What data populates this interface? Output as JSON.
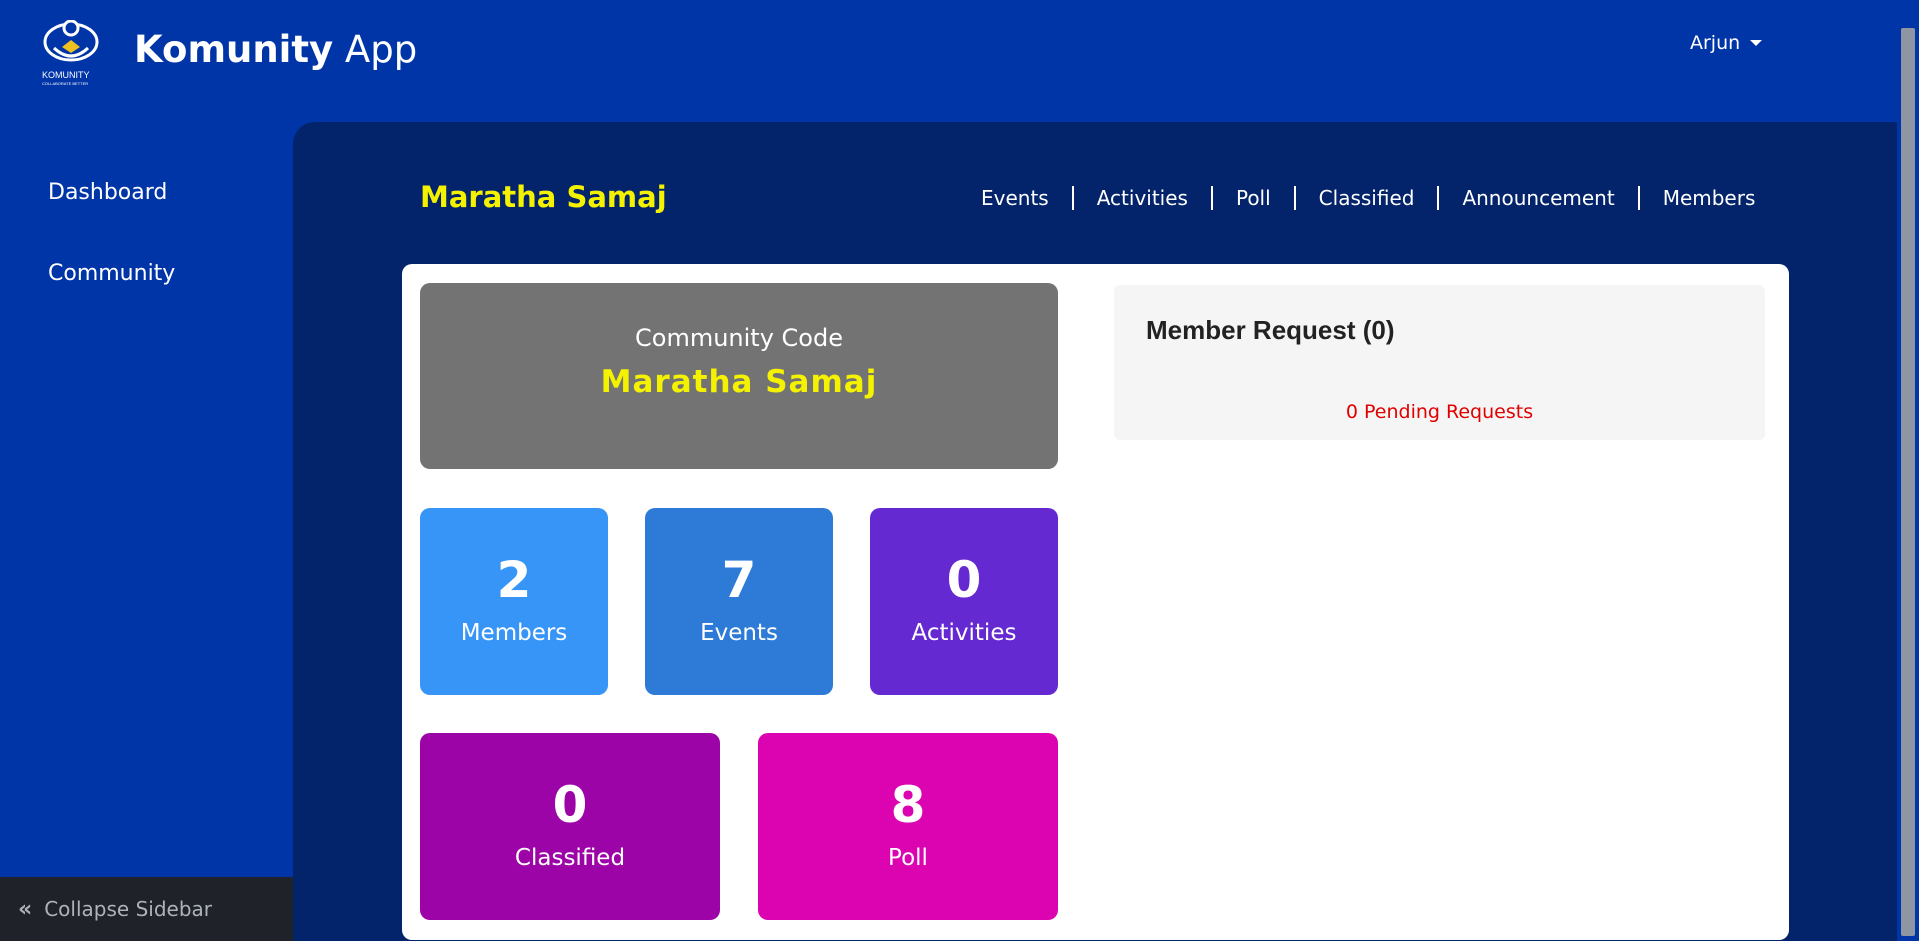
{
  "header": {
    "logo_text": "KOMUNITY",
    "logo_tagline": "COLLABORATE BETTER",
    "title_bold": "Komunity",
    "title_rest": " App",
    "user_name": "Arjun"
  },
  "sidebar": {
    "items": [
      {
        "label": "Dashboard"
      },
      {
        "label": "Community"
      }
    ],
    "collapse_label": "Collapse Sidebar"
  },
  "community": {
    "name": "Maratha Samaj",
    "tabs": [
      "Events",
      "Activities",
      "Poll",
      "Classified",
      "Announcement",
      "Members"
    ],
    "code_label": "Community Code",
    "code_value": "Maratha Samaj"
  },
  "stats": [
    {
      "value": "2",
      "label": "Members",
      "color": "#3695f6"
    },
    {
      "value": "7",
      "label": "Events",
      "color": "#2d7bd7"
    },
    {
      "value": "0",
      "label": "Activities",
      "color": "#6529d2"
    },
    {
      "value": "0",
      "label": "Classified",
      "color": "#9c04a7"
    },
    {
      "value": "8",
      "label": "Poll",
      "color": "#dc04b0"
    }
  ],
  "member_request": {
    "title": "Member Request (0)",
    "pending_text": "0 Pending Requests"
  },
  "colors": {
    "background": "#0035a8",
    "content": "#03246b",
    "accent_yellow": "#f5f200",
    "pending_red": "#e00000"
  }
}
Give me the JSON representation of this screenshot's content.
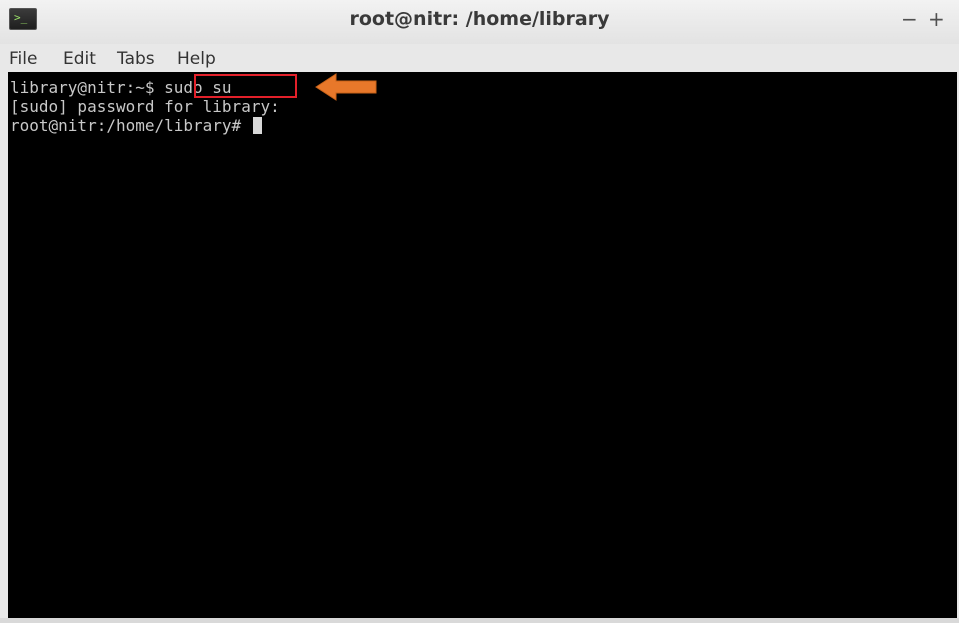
{
  "window": {
    "title": "root@nitr: /home/library",
    "minimize_label": "−",
    "maximize_label": "+",
    "app_icon": "terminal-icon"
  },
  "menu": {
    "items": [
      "File",
      "Edit",
      "Tabs",
      "Help"
    ]
  },
  "terminal": {
    "lines": [
      {
        "prompt": "library@nitr:~$ ",
        "command": "sudo su"
      },
      {
        "text": "[sudo] password for library:"
      },
      {
        "prompt": "root@nitr:/home/library# ",
        "command": ""
      }
    ]
  },
  "annotation": {
    "highlight_color": "#e3202a",
    "arrow_color": "#e8782a"
  },
  "colors": {
    "terminal_bg": "#000000",
    "terminal_fg": "#c8c8c8",
    "titlebar_bg": "#ececec"
  }
}
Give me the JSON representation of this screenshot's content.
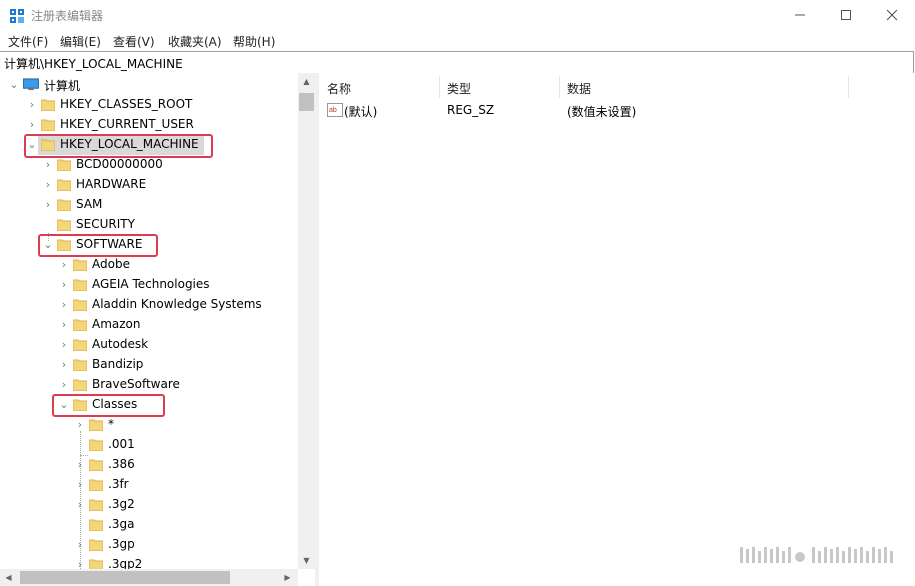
{
  "window": {
    "title": "注册表编辑器"
  },
  "menu": [
    "文件(F)",
    "编辑(E)",
    "查看(V)",
    "收藏夹(A)",
    "帮助(H)"
  ],
  "address": "计算机\\HKEY_LOCAL_MACHINE",
  "tree": {
    "computer": "计算机",
    "hkcr": "HKEY_CLASSES_ROOT",
    "hkcu": "HKEY_CURRENT_USER",
    "hklm": "HKEY_LOCAL_MACHINE",
    "hklm_children": [
      "BCD00000000",
      "HARDWARE",
      "SAM",
      "SECURITY",
      "SOFTWARE"
    ],
    "software_children": [
      "Adobe",
      "AGEIA Technologies",
      "Aladdin Knowledge Systems",
      "Amazon",
      "Autodesk",
      "Bandizip",
      "BraveSoftware",
      "Classes"
    ],
    "classes_children": [
      "*",
      ".001",
      ".386",
      ".3fr",
      ".3g2",
      ".3ga",
      ".3gp",
      ".3gp2"
    ]
  },
  "list": {
    "columns": [
      "名称",
      "类型",
      "数据"
    ],
    "rows": [
      {
        "name": "(默认)",
        "type": "REG_SZ",
        "data": "(数值未设置)"
      }
    ]
  },
  "colors": {
    "highlight_box": "#dd3b4f",
    "folder": "#f4d57a",
    "selected": "#d9d9d9"
  },
  "icons": {
    "app": "registry-editor-icon",
    "folder": "folder-icon",
    "value": "string-value-icon"
  }
}
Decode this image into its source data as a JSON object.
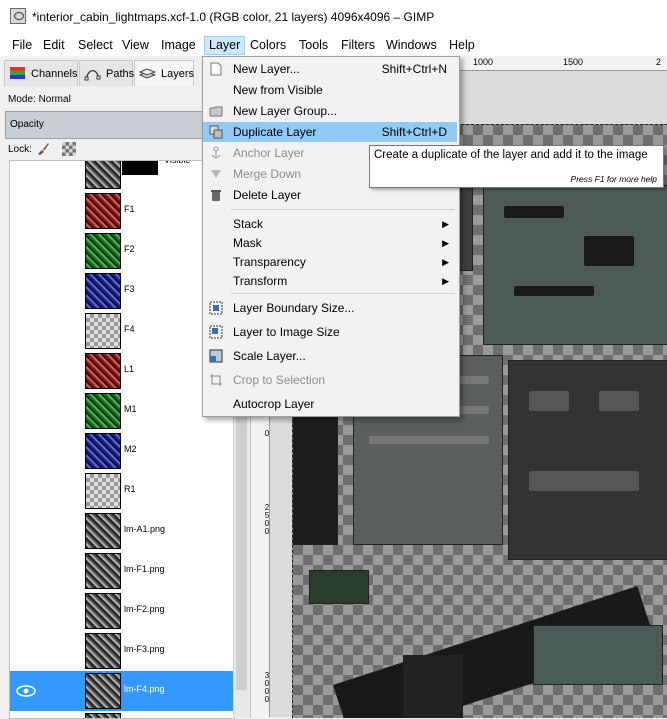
{
  "window": {
    "title": "*interior_cabin_lightmaps.xcf-1.0 (RGB color, 21 layers) 4096x4096 – GIMP"
  },
  "menubar": {
    "items": [
      "File",
      "Edit",
      "Select",
      "View",
      "Image",
      "Layer",
      "Colors",
      "Tools",
      "Filters",
      "Windows",
      "Help"
    ],
    "active": "Layer"
  },
  "dock": {
    "tabs": [
      "Channels",
      "Paths",
      "Layers"
    ],
    "mode_label": "Mode: Normal",
    "opacity_label": "Opacity",
    "lock_label": "Lock:"
  },
  "layers": [
    {
      "name": "Visible",
      "thumb": "tex",
      "visible": false,
      "mask": true
    },
    {
      "name": "F1",
      "thumb": "red",
      "visible": false
    },
    {
      "name": "F2",
      "thumb": "green",
      "visible": false
    },
    {
      "name": "F3",
      "thumb": "blue",
      "visible": false
    },
    {
      "name": "F4",
      "thumb": "checker",
      "visible": false
    },
    {
      "name": "L1",
      "thumb": "red",
      "visible": false
    },
    {
      "name": "M1",
      "thumb": "green",
      "visible": false
    },
    {
      "name": "M2",
      "thumb": "blue",
      "visible": false
    },
    {
      "name": "R1",
      "thumb": "checker",
      "visible": false
    },
    {
      "name": "lm-A1.png",
      "thumb": "tex",
      "visible": false
    },
    {
      "name": "lm-F1.png",
      "thumb": "tex",
      "visible": false
    },
    {
      "name": "lm-F2.png",
      "thumb": "tex",
      "visible": false
    },
    {
      "name": "lm-F3.png",
      "thumb": "tex",
      "visible": false
    },
    {
      "name": "lm-F4.png",
      "thumb": "tex",
      "visible": true,
      "selected": true
    },
    {
      "name": "",
      "thumb": "tex",
      "visible": false
    }
  ],
  "ruler": {
    "h_labels": [
      "1000",
      "1500",
      "2"
    ],
    "v_labels": [
      "0",
      "2500",
      "3000"
    ]
  },
  "layer_menu": {
    "items": [
      {
        "label": "New Layer...",
        "shortcut": "Shift+Ctrl+N",
        "icon": "new-layer-icon"
      },
      {
        "label": "New from Visible",
        "shortcut": "",
        "icon": ""
      },
      {
        "label": "New Layer Group...",
        "shortcut": "",
        "icon": "folder-icon"
      },
      {
        "label": "Duplicate Layer",
        "shortcut": "Shift+Ctrl+D",
        "icon": "duplicate-icon",
        "highlight": true
      },
      {
        "label": "Anchor Layer",
        "shortcut": "",
        "icon": "anchor-icon",
        "disabled": true
      },
      {
        "label": "Merge Down",
        "shortcut": "",
        "icon": "merge-icon",
        "disabled": true
      },
      {
        "label": "Delete Layer",
        "shortcut": "",
        "icon": "delete-icon"
      },
      {
        "sep": true
      },
      {
        "label": "Stack",
        "submenu": true
      },
      {
        "label": "Mask",
        "submenu": true
      },
      {
        "label": "Transparency",
        "submenu": true
      },
      {
        "label": "Transform",
        "submenu": true
      },
      {
        "sep": true
      },
      {
        "label": "Layer Boundary Size...",
        "icon": "boundary-icon"
      },
      {
        "label": "Layer to Image Size",
        "icon": "to-image-icon"
      },
      {
        "label": "Scale Layer...",
        "icon": "scale-icon"
      },
      {
        "label": "Crop to Selection",
        "icon": "crop-icon",
        "disabled": true
      },
      {
        "label": "Autocrop Layer",
        "icon": ""
      }
    ]
  },
  "tooltip": {
    "text": "Create a duplicate of the layer and add it to the image",
    "hint": "Press F1 for more help"
  }
}
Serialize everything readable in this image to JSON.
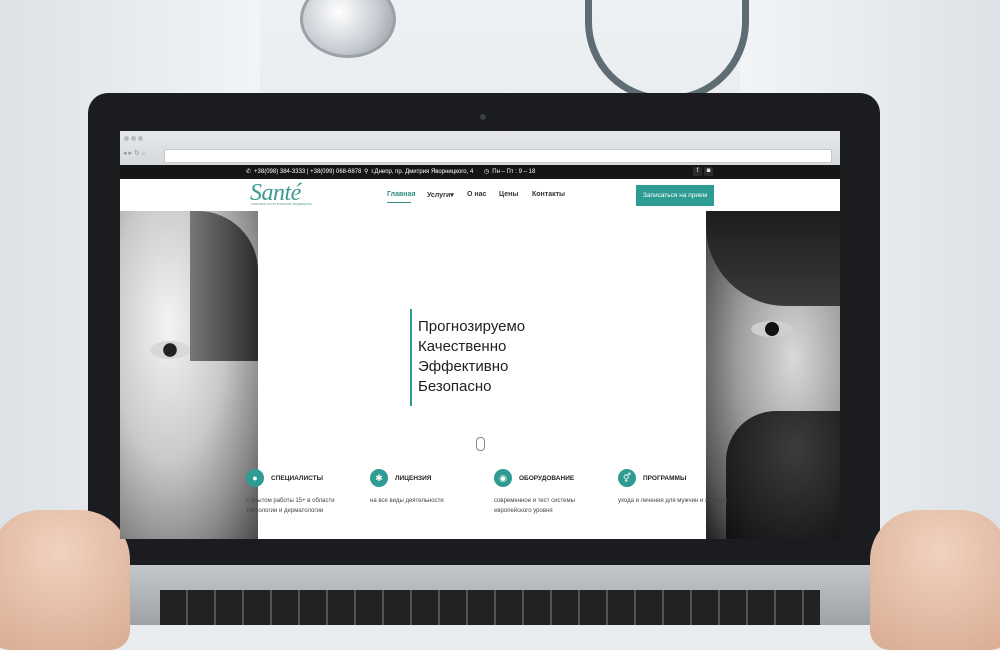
{
  "topbar": {
    "phones": "+38(098) 384-3333 | +38(099) 068-6878",
    "address": "г.Днепр, пр. Дмитрия Яворницкого, 4",
    "hours": "Пн – Пт : 9 – 18",
    "social": [
      "f",
      "◙"
    ]
  },
  "logo": {
    "name": "Santé",
    "subtitle": "клиника эстетической медицины"
  },
  "nav": {
    "items": [
      {
        "label": "Главная"
      },
      {
        "label": "Услуги"
      },
      {
        "label": "О нас"
      },
      {
        "label": "Цены"
      },
      {
        "label": "Контакты"
      }
    ],
    "cta": "Записаться на прием"
  },
  "hero": {
    "lines": [
      "Прогнозируемо",
      "Качественно",
      "Эффективно",
      "Безопасно"
    ]
  },
  "features": [
    {
      "title": "СПЕЦИАЛИСТЫ",
      "desc": "с опытом работы 15+ в области трихологии и дерматологии",
      "icon": "person-icon"
    },
    {
      "title": "ЛИЦЕНЗИЯ",
      "desc": "на все виды деятельности",
      "icon": "badge-icon"
    },
    {
      "title": "ОБОРУДОВАНИЕ",
      "desc": "современное и тест системы европейского уровня",
      "icon": "globe-icon"
    },
    {
      "title": "ПРОГРАММЫ",
      "desc": "ухода и лечения для мужчин и женщин",
      "icon": "gender-icon"
    }
  ],
  "colors": {
    "accent": "#2e9c93",
    "topbar": "#151515"
  }
}
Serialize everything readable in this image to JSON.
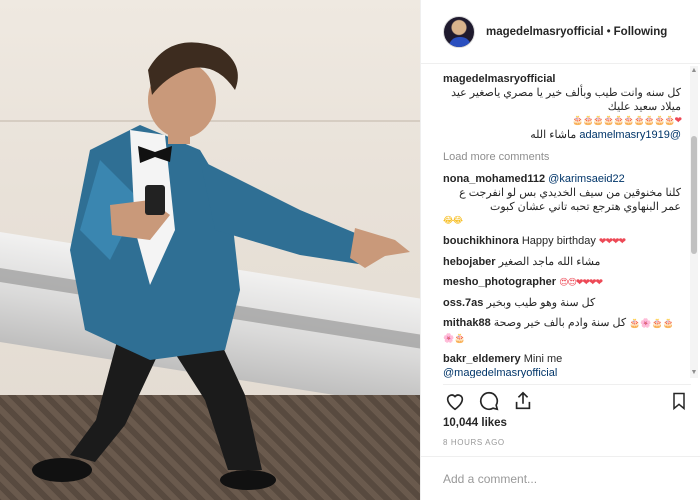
{
  "post": {
    "username": "magedelmasryofficial",
    "separator": "•",
    "follow_status": "Following"
  },
  "caption": {
    "username": "magedelmasryofficial",
    "text": "كل سنه وانت طيب وبألف خير يا مصري ياصغير عيد ميلاد سعيد عليك",
    "emojis": "❤🎂🎂🎂🎂🎂🎂🎂🎂🎂🎂",
    "mention": "@adamelmasry1919",
    "tail": "ماشاء الله"
  },
  "load_more": "Load more comments",
  "comments": [
    {
      "user": "nona_mohamed112",
      "mention": "@karimsaeid22",
      "text": "كلنا مخنوقين من سيف الخديدي بس لو انفرجت ع عمر البنهاوي هترجع تحبه تاني عشان كبوت",
      "emoji": "😂😂"
    },
    {
      "user": "bouchikhinora",
      "text": "Happy birthday",
      "emoji": "❤❤❤❤"
    },
    {
      "user": "hebojaber",
      "text": "مشاء الله ماجد الصغير"
    },
    {
      "user": "mesho_photographer",
      "text": "",
      "emoji": "😍😍❤❤❤❤"
    },
    {
      "user": "oss.7as",
      "text": "كل سنة وهو طيب وبخير"
    },
    {
      "user": "mithak88",
      "text": "كل سنة وادم بالف خير وصحة",
      "emoji": "🎂🌸🎂🎂🌸🎂"
    },
    {
      "user": "bakr_eldemery",
      "text": "Mini me",
      "mention": "@magedelmasryofficial"
    }
  ],
  "actions": {
    "like_icon": "heart-outline-icon",
    "comment_icon": "speech-bubble-icon",
    "share_icon": "share-icon",
    "save_icon": "bookmark-icon"
  },
  "likes": "10,044 likes",
  "timestamp": "8 HOURS AGO",
  "add_comment": {
    "placeholder": "Add a comment..."
  },
  "colors": {
    "mention": "#003569",
    "text": "#262626",
    "muted": "#999999",
    "border": "#efefef"
  }
}
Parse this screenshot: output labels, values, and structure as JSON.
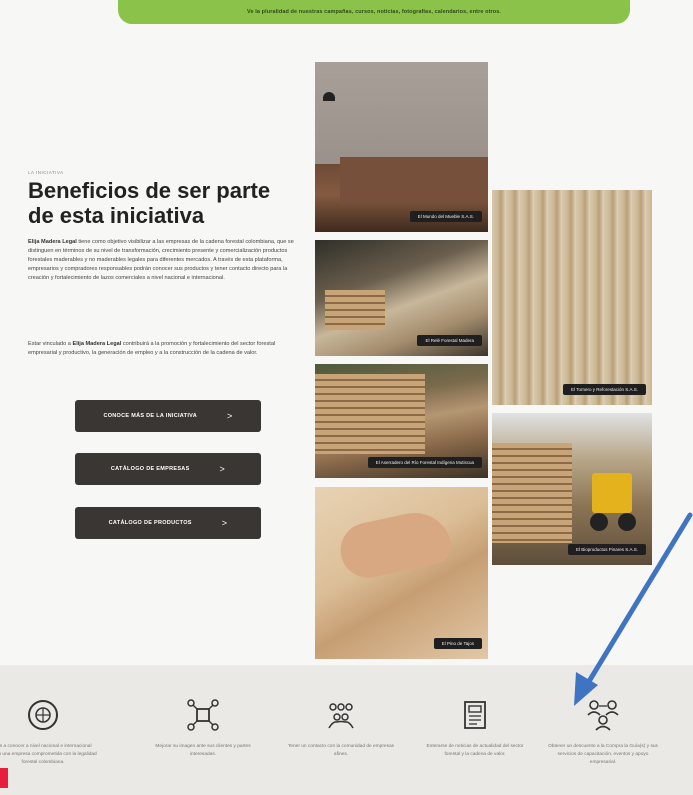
☆ ☆ ☆
Find every line in the records above that contains the word "folder", and copy each one.

* **Written response**
    "folder": "#f4d57a",
    "folder": "folder-icon",
        "icon": "folder-icon"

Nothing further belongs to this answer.